● **Entries shown**
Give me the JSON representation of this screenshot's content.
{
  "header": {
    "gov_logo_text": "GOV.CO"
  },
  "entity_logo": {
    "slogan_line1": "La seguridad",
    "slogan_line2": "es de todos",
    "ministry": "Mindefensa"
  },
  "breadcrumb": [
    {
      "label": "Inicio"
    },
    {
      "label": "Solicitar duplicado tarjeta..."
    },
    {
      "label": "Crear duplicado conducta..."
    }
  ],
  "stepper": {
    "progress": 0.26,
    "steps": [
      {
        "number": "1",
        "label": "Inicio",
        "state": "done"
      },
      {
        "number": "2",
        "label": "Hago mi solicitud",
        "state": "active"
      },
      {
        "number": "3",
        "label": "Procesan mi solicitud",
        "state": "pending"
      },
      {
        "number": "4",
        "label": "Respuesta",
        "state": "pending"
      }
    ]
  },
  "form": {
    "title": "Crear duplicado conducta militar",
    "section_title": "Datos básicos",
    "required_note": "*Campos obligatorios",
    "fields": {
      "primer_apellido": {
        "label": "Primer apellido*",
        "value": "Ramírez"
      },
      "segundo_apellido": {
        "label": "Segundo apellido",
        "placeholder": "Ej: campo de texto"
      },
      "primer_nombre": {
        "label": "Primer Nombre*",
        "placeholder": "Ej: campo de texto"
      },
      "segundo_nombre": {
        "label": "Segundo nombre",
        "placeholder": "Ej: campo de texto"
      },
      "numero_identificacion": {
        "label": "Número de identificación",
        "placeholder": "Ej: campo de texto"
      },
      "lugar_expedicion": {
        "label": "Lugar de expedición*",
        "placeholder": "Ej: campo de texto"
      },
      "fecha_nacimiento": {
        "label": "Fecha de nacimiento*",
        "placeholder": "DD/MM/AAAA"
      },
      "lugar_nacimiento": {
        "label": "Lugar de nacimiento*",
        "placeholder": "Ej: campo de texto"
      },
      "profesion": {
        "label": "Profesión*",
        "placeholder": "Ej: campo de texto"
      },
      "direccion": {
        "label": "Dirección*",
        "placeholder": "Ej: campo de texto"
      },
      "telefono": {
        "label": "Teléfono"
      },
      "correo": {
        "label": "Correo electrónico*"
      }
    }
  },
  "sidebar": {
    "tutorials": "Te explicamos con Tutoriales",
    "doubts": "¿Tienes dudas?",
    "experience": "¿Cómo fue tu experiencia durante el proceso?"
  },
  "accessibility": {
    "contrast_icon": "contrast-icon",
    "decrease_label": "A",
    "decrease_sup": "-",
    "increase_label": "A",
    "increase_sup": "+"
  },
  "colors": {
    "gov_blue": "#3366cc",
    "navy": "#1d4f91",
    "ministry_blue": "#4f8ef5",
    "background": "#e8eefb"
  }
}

● **What this task involves**
Say how many lines of the data include the word "state". Respond with the number alone.

● **Output**
4